## ENTRIES

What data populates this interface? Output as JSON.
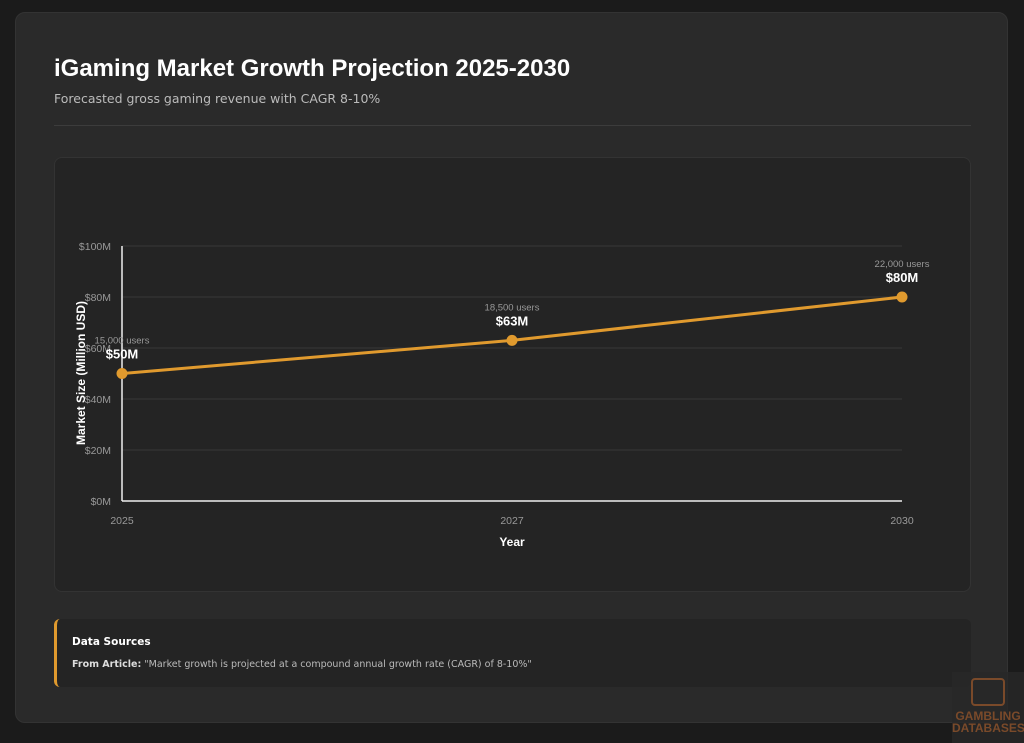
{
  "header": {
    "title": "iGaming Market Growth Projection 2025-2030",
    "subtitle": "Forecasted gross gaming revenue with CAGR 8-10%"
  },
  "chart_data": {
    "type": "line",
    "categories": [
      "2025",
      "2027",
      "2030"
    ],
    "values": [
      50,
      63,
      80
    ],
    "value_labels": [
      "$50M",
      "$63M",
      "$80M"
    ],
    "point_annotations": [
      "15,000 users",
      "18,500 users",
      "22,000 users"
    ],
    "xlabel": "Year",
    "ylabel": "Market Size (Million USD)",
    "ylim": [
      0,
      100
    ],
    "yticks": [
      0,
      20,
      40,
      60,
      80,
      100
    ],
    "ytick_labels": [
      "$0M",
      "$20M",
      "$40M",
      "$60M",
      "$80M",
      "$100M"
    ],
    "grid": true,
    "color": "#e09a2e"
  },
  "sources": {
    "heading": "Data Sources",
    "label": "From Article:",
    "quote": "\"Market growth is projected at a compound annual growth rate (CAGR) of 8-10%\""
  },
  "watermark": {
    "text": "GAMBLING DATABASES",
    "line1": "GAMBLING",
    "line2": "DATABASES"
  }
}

## STATED PROBLEM
Omit pictures; set down the rest of the material word for word.

## FINISHED EXERCISE
What data populates this interface? Output as JSON.
{
  "header": {
    "title": "iGaming Market Growth Projection 2025-2030",
    "subtitle": "Forecasted gross gaming revenue with CAGR 8-10%"
  },
  "chart_data": {
    "type": "line",
    "categories": [
      "2025",
      "2027",
      "2030"
    ],
    "values": [
      50,
      63,
      80
    ],
    "value_labels": [
      "$50M",
      "$63M",
      "$80M"
    ],
    "point_annotations": [
      "15,000 users",
      "18,500 users",
      "22,000 users"
    ],
    "xlabel": "Year",
    "ylabel": "Market Size (Million USD)",
    "ylim": [
      0,
      100
    ],
    "yticks": [
      0,
      20,
      40,
      60,
      80,
      100
    ],
    "ytick_labels": [
      "$0M",
      "$20M",
      "$40M",
      "$60M",
      "$80M",
      "$100M"
    ],
    "grid": true,
    "color": "#e09a2e"
  },
  "sources": {
    "heading": "Data Sources",
    "label": "From Article:",
    "quote": "\"Market growth is projected at a compound annual growth rate (CAGR) of 8-10%\""
  },
  "watermark": {
    "text": "GAMBLING DATABASES",
    "line1": "GAMBLING",
    "line2": "DATABASES"
  }
}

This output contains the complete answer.